Data entries for graphics
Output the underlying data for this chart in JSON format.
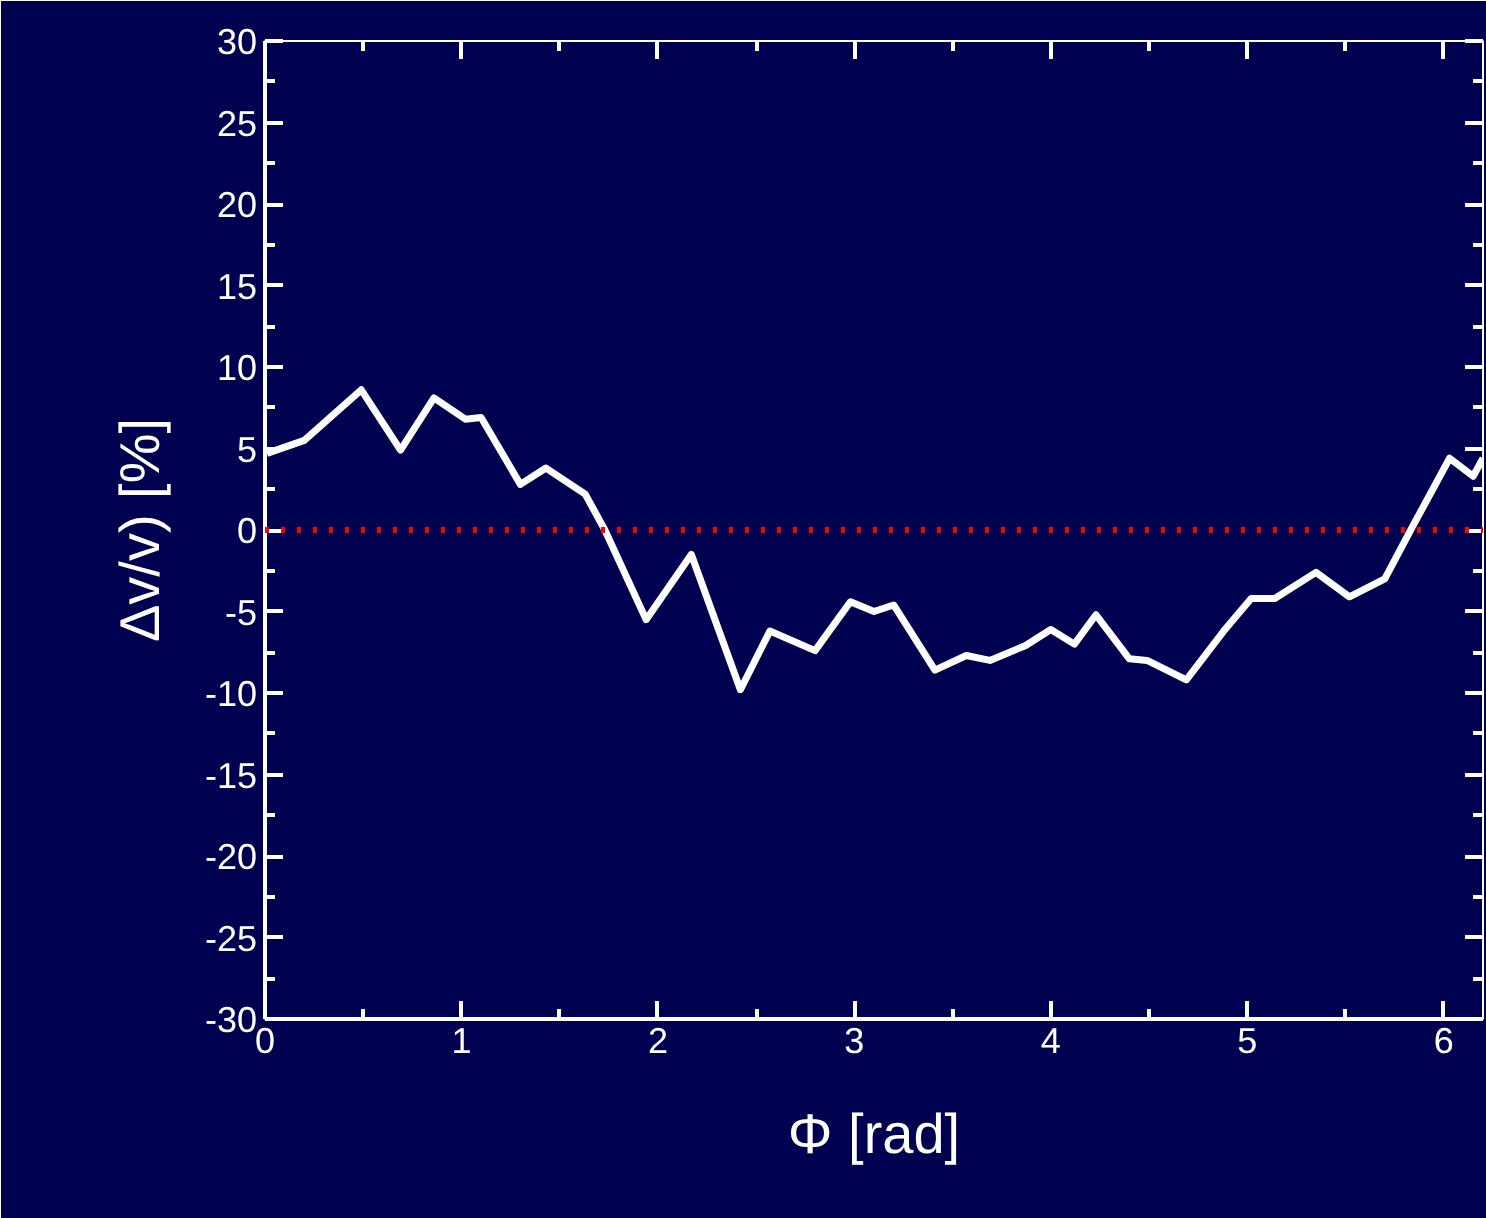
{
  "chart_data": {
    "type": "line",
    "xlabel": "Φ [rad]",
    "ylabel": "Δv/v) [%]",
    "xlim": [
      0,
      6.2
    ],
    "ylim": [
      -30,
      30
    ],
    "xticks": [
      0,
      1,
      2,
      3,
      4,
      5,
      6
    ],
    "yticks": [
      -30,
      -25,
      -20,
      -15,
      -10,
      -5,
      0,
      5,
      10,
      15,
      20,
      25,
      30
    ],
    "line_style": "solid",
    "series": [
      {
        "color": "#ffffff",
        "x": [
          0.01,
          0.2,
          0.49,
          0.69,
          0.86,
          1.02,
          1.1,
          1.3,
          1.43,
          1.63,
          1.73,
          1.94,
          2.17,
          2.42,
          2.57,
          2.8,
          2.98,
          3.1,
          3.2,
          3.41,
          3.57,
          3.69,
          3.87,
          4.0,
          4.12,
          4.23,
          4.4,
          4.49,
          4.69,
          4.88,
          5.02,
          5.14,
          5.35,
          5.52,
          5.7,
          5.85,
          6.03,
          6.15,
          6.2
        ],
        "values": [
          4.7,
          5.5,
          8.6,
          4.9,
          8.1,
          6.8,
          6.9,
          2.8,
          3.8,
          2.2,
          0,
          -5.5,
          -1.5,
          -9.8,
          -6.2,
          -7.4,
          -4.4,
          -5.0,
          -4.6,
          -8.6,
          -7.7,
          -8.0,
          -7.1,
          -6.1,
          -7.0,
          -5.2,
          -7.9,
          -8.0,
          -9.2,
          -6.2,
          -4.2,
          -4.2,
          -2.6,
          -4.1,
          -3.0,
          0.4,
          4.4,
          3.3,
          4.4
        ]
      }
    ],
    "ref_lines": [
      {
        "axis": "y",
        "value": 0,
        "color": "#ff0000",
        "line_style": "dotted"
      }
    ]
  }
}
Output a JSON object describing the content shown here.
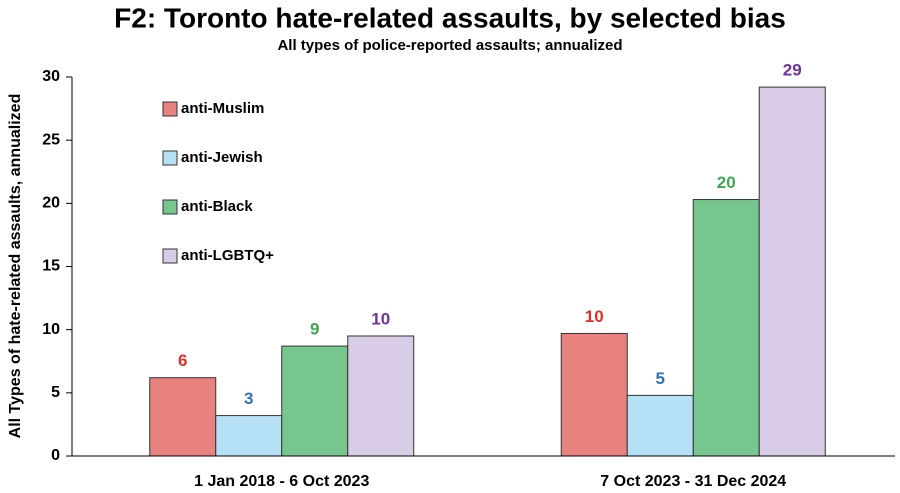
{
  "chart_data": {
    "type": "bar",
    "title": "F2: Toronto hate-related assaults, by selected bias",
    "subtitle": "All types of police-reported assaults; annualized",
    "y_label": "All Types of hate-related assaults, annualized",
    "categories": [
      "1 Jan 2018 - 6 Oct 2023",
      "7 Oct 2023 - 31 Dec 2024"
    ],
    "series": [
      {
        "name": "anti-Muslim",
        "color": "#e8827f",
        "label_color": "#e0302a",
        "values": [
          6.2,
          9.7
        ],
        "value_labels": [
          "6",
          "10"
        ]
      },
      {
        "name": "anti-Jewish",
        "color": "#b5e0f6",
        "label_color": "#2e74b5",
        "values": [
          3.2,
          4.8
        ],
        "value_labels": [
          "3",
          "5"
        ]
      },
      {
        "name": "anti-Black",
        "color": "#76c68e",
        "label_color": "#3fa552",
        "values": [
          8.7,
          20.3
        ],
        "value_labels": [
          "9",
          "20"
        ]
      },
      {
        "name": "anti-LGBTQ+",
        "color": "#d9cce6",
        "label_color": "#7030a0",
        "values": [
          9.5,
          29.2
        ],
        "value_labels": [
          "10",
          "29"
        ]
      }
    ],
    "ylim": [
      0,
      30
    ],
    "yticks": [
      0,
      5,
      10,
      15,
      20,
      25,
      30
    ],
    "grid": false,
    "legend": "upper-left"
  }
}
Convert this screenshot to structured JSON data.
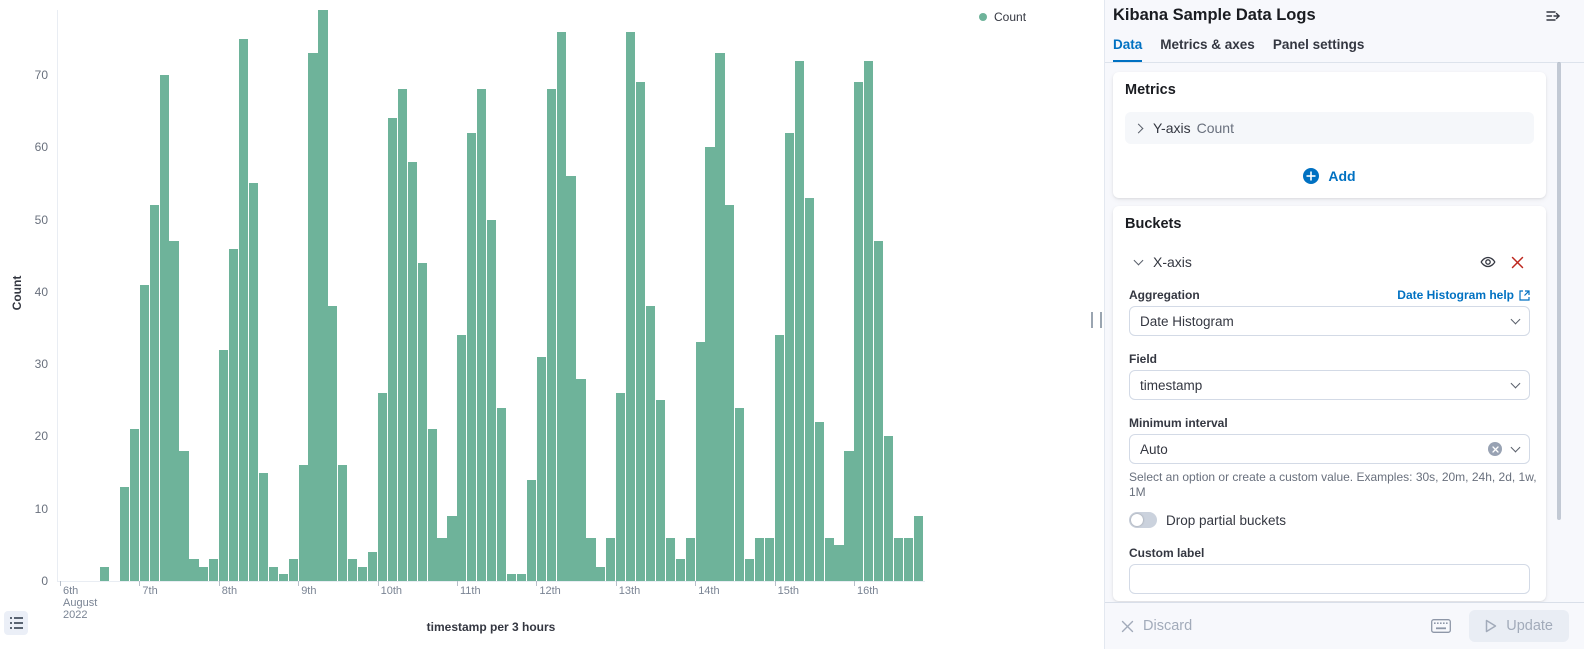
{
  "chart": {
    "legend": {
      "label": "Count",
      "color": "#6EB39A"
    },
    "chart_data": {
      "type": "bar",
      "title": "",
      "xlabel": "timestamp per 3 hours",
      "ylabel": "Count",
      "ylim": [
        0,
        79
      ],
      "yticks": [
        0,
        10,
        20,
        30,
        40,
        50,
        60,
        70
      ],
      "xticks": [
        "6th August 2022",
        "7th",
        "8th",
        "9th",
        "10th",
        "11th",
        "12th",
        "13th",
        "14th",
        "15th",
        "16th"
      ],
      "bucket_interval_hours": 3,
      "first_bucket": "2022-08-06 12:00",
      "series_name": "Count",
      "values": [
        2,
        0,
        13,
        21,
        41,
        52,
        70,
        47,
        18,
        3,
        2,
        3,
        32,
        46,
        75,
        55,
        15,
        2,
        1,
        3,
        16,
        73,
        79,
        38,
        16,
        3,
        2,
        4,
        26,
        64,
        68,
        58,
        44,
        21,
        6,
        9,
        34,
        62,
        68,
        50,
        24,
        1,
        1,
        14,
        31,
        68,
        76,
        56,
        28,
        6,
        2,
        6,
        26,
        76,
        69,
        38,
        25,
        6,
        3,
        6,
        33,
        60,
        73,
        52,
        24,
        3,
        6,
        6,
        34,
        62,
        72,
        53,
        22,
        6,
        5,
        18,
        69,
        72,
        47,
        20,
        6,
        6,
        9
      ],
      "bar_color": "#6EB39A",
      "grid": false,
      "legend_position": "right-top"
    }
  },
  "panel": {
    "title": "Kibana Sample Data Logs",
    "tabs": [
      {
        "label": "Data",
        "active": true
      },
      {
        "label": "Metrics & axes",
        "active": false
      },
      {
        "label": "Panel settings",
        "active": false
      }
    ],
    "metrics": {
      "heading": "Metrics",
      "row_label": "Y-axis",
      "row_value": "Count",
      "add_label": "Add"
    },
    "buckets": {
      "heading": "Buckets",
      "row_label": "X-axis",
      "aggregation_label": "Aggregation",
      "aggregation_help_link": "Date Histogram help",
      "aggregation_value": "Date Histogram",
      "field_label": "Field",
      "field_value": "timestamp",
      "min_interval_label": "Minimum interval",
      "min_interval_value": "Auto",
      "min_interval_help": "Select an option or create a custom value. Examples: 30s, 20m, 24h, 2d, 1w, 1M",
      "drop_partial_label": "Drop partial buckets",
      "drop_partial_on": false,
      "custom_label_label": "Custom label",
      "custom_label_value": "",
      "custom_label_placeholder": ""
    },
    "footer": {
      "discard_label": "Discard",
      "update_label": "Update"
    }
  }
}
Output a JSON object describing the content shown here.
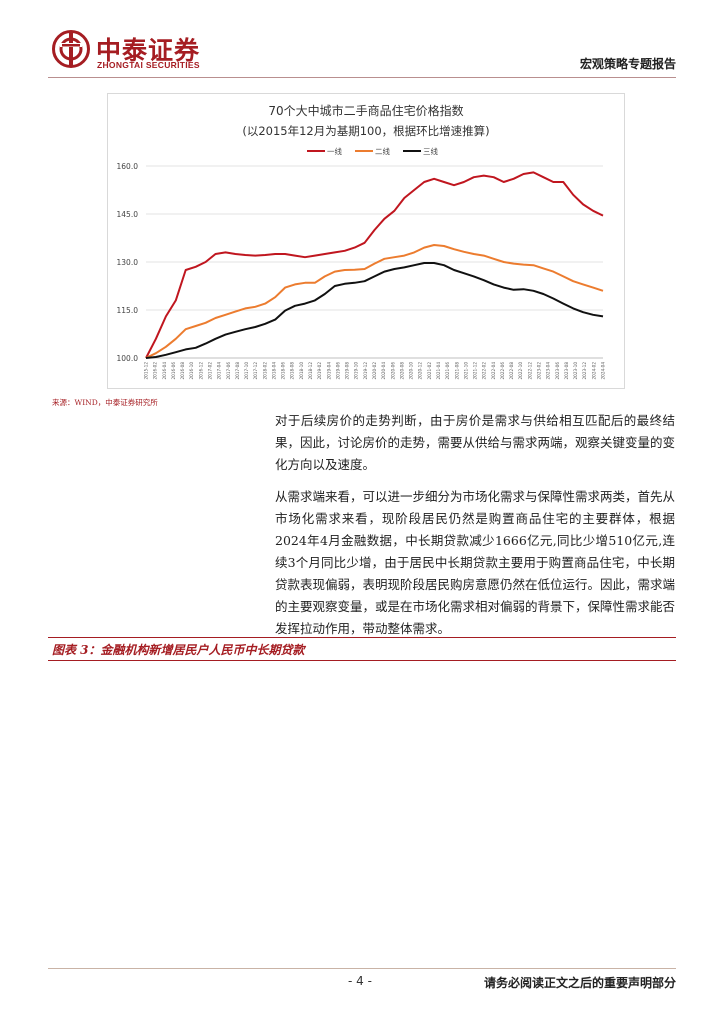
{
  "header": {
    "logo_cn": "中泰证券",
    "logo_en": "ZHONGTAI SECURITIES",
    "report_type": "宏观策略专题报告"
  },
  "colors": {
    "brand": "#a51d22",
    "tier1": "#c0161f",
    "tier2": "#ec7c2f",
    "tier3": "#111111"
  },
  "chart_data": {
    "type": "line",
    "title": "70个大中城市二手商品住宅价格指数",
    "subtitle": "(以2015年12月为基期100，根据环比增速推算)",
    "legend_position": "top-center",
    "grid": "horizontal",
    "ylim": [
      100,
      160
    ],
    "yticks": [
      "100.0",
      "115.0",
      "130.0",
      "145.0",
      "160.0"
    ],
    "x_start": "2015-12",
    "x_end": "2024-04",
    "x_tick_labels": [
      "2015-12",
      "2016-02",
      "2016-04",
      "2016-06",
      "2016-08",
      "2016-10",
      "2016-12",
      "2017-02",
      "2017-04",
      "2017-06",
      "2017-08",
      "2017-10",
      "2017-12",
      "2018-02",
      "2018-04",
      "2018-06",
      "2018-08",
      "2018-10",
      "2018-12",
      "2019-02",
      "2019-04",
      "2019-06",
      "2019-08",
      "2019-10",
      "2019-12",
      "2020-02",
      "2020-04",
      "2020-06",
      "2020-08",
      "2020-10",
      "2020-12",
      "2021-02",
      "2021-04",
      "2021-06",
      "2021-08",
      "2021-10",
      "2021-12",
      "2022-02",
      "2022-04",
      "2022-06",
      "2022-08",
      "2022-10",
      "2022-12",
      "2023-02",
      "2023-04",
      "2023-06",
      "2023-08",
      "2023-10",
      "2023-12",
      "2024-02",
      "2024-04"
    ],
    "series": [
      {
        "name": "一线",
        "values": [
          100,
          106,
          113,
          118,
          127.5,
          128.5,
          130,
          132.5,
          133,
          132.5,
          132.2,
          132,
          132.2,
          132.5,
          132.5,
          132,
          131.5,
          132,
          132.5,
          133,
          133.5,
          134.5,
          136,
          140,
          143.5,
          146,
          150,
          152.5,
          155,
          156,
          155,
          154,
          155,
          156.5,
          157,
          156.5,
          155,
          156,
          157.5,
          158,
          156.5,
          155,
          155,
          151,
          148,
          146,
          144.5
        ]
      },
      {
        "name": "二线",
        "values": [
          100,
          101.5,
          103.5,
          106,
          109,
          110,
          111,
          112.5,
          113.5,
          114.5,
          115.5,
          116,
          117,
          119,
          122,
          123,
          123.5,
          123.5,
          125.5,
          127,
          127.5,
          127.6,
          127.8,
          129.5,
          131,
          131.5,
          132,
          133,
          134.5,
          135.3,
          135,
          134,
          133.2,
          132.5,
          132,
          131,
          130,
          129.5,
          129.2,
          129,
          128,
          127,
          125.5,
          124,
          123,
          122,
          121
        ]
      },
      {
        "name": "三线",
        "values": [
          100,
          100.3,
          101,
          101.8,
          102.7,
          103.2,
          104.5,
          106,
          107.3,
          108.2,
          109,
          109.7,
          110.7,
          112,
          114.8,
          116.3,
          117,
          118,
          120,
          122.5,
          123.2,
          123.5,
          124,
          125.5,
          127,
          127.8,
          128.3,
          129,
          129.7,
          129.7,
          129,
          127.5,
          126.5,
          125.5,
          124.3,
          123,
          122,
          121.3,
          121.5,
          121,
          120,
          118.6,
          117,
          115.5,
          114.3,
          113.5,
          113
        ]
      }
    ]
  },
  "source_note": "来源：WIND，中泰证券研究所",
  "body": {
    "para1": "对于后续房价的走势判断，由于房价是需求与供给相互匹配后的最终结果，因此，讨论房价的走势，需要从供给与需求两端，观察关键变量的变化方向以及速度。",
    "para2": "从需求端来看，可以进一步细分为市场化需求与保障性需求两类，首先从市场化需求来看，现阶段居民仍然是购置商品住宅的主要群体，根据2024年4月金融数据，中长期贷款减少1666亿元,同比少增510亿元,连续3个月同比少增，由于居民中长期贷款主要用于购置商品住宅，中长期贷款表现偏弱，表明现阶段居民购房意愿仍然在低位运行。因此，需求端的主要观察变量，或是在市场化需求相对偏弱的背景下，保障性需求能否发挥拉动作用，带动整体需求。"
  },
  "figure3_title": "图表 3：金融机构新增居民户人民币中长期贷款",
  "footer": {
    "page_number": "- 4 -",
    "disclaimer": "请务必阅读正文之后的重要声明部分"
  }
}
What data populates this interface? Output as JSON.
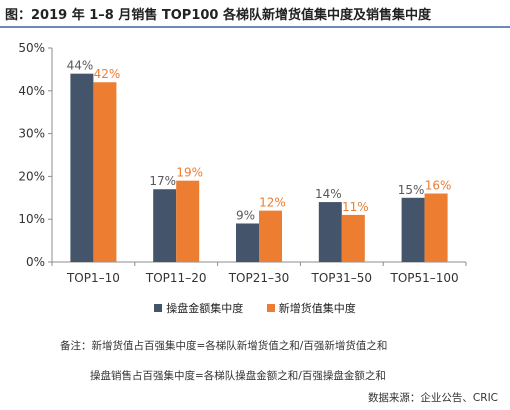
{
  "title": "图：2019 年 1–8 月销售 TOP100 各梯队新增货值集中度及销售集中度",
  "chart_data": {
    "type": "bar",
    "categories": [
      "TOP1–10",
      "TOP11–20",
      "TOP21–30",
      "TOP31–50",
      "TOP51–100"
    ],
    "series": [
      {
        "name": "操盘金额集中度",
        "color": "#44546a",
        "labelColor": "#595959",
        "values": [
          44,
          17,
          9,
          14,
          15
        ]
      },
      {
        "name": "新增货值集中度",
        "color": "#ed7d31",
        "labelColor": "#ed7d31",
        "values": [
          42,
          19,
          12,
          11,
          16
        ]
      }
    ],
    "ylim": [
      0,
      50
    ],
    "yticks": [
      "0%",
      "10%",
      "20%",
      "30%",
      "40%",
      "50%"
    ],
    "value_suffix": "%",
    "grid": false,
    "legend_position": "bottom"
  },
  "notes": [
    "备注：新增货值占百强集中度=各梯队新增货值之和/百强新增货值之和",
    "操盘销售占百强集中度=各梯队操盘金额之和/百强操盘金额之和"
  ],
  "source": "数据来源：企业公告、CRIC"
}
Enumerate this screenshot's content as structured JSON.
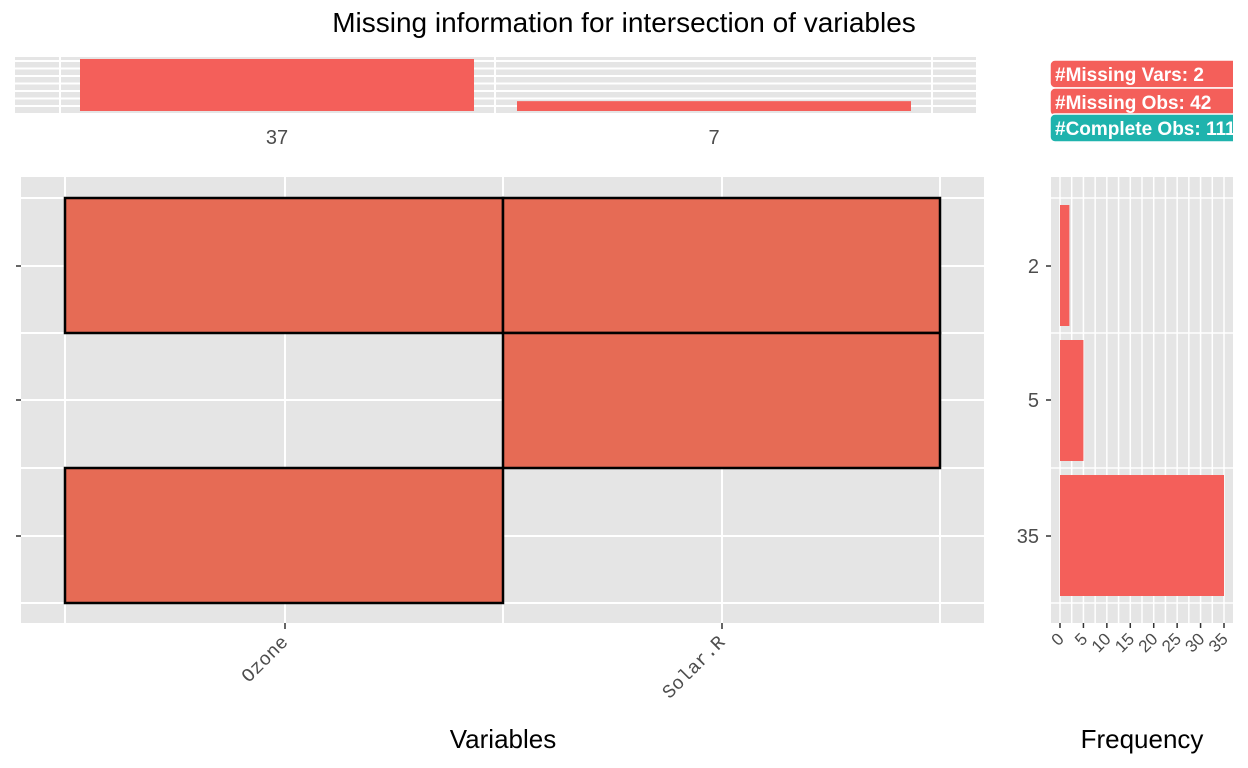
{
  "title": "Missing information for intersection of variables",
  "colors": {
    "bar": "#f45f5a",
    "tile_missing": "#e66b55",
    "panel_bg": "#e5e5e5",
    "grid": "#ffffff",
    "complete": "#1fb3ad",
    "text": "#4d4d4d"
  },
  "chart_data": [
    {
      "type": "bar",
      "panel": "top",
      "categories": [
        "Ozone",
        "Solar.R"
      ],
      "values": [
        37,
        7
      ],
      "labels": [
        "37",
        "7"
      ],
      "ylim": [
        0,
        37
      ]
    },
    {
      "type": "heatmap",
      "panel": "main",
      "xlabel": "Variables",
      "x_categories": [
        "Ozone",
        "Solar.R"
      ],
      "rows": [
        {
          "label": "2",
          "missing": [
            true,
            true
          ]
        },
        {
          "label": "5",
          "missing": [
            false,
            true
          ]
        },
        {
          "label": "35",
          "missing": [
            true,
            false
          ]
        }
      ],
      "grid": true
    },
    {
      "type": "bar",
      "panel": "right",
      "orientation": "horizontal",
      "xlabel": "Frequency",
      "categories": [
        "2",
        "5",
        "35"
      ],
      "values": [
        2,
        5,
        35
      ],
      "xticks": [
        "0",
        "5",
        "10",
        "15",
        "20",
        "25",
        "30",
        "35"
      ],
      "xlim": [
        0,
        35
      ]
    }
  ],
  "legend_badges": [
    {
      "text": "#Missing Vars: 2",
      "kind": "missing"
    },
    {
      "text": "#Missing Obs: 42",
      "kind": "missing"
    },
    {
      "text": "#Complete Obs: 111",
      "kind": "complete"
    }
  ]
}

## What the task asks
Say how many lines above contain the string "axis". Answer with the number only.

## Response
3